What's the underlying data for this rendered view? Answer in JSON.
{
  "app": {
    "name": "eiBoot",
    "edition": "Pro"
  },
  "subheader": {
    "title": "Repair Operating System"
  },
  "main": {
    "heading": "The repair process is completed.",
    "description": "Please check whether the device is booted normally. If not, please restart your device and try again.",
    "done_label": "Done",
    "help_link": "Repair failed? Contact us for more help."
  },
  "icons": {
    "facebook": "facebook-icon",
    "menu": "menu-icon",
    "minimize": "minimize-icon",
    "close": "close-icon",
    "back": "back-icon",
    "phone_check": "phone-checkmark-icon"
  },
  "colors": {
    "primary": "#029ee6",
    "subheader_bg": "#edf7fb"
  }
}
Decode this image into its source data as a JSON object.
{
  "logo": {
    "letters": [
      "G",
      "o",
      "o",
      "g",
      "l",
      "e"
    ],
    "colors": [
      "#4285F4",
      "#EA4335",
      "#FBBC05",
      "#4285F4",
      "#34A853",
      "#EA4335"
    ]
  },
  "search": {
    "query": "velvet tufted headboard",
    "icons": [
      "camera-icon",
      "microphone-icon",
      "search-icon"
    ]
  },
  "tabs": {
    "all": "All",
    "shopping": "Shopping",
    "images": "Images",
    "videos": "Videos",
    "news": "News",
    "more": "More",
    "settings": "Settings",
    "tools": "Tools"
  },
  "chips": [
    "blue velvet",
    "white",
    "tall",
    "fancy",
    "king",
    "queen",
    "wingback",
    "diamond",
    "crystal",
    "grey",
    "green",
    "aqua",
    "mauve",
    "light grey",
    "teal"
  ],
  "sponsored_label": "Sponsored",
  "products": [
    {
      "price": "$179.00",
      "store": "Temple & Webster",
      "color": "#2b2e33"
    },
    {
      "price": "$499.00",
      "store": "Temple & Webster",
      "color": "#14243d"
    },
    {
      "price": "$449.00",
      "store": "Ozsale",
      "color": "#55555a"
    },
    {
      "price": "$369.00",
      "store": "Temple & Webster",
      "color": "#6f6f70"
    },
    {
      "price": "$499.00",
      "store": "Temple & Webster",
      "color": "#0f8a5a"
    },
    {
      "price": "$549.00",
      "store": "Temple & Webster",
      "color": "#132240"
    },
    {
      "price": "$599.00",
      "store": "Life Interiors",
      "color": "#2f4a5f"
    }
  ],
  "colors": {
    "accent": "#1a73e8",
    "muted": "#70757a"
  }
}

● ● ● ● ● ● ●

> [Goal of the exercise]
Output the data above exactly, please, line for line.

> [Answer to this exercise]
What's the underlying data for this rendered view? Answer in JSON.
{
  "app": {
    "name": "eiBoot",
    "edition": "Pro"
  },
  "subheader": {
    "title": "Repair Operating System"
  },
  "main": {
    "heading": "The repair process is completed.",
    "description": "Please check whether the device is booted normally. If not, please restart your device and try again.",
    "done_label": "Done",
    "help_link": "Repair failed? Contact us for more help."
  },
  "icons": {
    "facebook": "facebook-icon",
    "menu": "menu-icon",
    "minimize": "minimize-icon",
    "close": "close-icon",
    "back": "back-icon",
    "phone_check": "phone-checkmark-icon"
  },
  "colors": {
    "primary": "#029ee6",
    "subheader_bg": "#edf7fb"
  }
}
Decode this image into its source data as a JSON object.
{
  "logo": {
    "letters": [
      "G",
      "o",
      "o",
      "g",
      "l",
      "e"
    ],
    "colors": [
      "#4285F4",
      "#EA4335",
      "#FBBC05",
      "#4285F4",
      "#34A853",
      "#EA4335"
    ]
  },
  "search": {
    "query": "velvet tufted headboard",
    "icons": [
      "camera-icon",
      "microphone-icon",
      "search-icon"
    ]
  },
  "tabs": {
    "all": "All",
    "shopping": "Shopping",
    "images": "Images",
    "videos": "Videos",
    "news": "News",
    "more": "More",
    "settings": "Settings",
    "tools": "Tools"
  },
  "chips": [
    "blue velvet",
    "white",
    "tall",
    "fancy",
    "king",
    "queen",
    "wingback",
    "diamond",
    "crystal",
    "grey",
    "green",
    "aqua",
    "mauve",
    "light grey",
    "teal"
  ],
  "sponsored_label": "Sponsored",
  "products": [
    {
      "price": "$179.00",
      "store": "Temple & Webster",
      "color": "#2b2e33"
    },
    {
      "price": "$499.00",
      "store": "Temple & Webster",
      "color": "#14243d"
    },
    {
      "price": "$449.00",
      "store": "Ozsale",
      "color": "#55555a"
    },
    {
      "price": "$369.00",
      "store": "Temple & Webster",
      "color": "#6f6f70"
    },
    {
      "price": "$499.00",
      "store": "Temple & Webster",
      "color": "#0f8a5a"
    },
    {
      "price": "$549.00",
      "store": "Temple & Webster",
      "color": "#132240"
    },
    {
      "price": "$599.00",
      "store": "Life Interiors",
      "color": "#2f4a5f"
    }
  ],
  "colors": {
    "accent": "#1a73e8",
    "muted": "#70757a"
  }
}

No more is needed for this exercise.